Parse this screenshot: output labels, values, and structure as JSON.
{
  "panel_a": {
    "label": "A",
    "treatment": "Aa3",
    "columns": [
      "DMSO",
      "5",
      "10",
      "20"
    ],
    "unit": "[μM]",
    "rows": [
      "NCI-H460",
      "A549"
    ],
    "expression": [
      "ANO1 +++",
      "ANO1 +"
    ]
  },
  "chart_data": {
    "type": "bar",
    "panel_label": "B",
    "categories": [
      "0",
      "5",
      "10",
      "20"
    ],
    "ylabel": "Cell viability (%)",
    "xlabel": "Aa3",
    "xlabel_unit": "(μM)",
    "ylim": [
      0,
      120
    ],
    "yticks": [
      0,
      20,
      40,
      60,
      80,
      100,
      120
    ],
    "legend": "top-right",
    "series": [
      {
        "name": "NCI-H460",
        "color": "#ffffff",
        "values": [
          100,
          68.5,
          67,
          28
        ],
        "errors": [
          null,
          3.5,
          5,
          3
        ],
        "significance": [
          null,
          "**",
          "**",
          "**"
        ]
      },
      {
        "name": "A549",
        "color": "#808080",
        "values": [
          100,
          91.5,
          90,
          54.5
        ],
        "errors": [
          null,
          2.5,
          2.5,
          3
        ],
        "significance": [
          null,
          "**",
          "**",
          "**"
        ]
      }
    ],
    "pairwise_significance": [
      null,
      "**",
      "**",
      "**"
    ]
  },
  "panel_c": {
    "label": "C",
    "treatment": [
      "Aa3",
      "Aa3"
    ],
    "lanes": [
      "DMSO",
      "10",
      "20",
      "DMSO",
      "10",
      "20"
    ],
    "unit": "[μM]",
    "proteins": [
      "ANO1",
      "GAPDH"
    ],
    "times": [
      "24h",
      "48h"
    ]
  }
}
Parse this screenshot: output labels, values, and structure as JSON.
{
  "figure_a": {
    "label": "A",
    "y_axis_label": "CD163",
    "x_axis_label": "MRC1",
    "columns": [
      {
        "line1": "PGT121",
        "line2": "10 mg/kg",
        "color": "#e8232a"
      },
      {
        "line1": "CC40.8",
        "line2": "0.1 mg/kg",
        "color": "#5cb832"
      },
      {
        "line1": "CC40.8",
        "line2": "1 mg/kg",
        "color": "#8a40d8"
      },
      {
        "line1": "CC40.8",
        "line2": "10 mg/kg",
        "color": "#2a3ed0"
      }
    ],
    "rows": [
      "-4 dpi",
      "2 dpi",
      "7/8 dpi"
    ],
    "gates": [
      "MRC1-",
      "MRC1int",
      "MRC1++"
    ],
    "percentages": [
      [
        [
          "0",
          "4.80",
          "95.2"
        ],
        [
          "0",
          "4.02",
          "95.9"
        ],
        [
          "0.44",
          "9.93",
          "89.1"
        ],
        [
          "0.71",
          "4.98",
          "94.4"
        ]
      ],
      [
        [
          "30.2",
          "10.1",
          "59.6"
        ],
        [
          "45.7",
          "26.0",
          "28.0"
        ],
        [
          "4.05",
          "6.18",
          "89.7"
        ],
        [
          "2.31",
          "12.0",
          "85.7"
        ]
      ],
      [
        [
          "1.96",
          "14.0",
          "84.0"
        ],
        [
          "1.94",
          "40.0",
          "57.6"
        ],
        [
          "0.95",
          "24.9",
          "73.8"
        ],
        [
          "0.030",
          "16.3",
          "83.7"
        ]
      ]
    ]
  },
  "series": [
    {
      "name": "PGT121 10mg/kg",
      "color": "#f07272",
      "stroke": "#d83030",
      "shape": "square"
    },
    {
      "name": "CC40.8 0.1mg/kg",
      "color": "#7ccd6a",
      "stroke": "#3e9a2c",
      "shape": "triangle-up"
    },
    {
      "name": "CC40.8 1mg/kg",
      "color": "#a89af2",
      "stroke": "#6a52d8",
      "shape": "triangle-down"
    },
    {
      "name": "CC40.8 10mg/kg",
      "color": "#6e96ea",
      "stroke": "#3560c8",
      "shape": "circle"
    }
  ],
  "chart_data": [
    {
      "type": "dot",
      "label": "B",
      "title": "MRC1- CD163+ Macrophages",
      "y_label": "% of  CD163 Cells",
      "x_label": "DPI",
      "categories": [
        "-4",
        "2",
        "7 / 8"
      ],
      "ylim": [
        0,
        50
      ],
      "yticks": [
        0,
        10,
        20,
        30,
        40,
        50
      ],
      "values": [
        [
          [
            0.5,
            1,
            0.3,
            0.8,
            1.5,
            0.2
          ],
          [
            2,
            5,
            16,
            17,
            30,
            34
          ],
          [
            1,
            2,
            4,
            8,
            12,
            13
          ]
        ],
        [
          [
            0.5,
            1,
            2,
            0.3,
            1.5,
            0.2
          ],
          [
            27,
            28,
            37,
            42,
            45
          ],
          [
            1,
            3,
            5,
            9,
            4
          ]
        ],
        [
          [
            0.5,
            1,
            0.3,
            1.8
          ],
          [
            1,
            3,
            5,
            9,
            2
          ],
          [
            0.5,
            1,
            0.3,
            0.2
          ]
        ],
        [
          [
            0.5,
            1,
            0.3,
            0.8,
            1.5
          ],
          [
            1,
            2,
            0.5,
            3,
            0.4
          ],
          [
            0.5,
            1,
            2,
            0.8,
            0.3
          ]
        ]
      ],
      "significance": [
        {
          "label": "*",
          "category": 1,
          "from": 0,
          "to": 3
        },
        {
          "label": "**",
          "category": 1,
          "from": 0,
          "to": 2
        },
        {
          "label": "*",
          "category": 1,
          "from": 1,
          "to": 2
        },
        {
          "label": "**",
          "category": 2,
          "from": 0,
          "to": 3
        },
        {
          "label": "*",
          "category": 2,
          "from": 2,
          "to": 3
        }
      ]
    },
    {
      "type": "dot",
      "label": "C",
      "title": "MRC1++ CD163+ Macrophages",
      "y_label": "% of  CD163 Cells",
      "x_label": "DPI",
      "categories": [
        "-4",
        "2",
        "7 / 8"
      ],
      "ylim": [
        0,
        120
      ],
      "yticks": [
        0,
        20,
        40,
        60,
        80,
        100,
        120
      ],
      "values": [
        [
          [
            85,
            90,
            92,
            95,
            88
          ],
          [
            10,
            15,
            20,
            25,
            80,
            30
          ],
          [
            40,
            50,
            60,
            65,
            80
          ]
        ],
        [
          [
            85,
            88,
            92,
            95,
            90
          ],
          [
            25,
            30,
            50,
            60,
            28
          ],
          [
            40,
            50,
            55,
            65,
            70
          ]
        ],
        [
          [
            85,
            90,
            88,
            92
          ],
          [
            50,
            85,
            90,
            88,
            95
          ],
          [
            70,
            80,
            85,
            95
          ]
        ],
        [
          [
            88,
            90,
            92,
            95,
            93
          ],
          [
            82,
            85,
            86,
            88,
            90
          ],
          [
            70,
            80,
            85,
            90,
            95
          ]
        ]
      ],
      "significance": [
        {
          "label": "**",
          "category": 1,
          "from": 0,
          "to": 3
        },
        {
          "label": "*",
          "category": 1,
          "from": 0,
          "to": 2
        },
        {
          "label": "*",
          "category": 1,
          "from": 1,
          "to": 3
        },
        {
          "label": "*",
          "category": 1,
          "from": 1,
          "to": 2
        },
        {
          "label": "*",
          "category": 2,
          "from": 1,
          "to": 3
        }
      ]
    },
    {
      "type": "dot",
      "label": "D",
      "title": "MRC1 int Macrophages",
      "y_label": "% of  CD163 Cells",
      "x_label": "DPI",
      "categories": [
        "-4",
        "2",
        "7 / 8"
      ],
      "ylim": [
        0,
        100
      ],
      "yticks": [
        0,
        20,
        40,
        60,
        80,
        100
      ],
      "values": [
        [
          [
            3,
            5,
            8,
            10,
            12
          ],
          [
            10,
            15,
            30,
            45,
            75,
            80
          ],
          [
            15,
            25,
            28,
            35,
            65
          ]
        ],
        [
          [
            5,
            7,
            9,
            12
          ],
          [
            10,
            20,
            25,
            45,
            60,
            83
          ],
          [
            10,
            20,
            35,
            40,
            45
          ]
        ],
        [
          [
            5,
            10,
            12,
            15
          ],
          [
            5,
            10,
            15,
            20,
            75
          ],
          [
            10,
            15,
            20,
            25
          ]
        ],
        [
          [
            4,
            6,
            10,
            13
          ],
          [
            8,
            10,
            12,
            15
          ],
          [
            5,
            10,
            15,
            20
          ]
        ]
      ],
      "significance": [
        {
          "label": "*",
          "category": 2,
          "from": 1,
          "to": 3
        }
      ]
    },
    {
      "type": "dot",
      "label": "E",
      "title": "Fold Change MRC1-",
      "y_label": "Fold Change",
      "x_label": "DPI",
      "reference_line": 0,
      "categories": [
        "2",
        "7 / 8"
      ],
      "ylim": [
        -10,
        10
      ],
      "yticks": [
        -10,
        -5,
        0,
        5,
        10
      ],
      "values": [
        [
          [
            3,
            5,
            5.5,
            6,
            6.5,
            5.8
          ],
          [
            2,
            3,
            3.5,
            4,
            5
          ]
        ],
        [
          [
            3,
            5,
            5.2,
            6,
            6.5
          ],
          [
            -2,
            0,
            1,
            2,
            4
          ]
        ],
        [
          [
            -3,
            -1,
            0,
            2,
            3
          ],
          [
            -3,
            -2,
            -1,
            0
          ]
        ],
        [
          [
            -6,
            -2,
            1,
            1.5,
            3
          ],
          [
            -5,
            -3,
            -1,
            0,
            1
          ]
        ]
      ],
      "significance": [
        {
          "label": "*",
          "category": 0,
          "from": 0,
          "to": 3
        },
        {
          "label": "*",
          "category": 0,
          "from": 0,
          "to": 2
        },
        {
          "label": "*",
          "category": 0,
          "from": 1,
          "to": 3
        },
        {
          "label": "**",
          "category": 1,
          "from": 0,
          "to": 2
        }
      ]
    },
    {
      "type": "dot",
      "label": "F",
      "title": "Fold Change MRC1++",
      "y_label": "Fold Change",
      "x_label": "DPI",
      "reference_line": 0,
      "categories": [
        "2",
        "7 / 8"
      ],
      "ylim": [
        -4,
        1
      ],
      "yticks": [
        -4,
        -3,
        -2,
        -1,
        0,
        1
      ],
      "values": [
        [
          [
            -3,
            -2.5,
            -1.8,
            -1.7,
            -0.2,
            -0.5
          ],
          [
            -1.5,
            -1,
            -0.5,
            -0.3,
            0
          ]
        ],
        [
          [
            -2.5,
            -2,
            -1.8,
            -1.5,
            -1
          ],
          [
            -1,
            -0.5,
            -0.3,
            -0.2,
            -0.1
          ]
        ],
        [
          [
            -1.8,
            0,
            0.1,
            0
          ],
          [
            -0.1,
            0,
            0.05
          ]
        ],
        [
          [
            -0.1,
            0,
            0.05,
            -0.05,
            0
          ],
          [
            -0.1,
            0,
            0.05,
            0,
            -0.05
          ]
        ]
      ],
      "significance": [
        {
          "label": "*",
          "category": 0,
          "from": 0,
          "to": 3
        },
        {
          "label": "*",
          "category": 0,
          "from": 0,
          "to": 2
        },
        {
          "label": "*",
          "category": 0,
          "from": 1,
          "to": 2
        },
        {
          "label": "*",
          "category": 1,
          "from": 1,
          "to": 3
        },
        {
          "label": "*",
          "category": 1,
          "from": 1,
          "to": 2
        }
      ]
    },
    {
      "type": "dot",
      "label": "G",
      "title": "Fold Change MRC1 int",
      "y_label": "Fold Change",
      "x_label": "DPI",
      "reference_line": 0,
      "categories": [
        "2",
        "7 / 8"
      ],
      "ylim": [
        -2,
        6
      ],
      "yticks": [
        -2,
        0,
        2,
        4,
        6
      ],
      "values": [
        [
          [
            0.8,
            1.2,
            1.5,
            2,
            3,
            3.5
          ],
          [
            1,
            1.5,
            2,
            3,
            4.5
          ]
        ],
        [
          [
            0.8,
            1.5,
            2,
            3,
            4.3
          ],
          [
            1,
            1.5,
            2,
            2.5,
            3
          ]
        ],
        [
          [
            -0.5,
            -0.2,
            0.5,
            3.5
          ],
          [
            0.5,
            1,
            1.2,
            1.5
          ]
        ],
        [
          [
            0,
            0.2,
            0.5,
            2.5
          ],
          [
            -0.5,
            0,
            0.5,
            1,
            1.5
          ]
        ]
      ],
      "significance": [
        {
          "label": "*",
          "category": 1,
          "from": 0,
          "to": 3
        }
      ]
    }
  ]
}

====

PROBLEM REQUIREMENTS. For the records above, count the lines that contain the word "title" and give only that number.

ANSWER. 6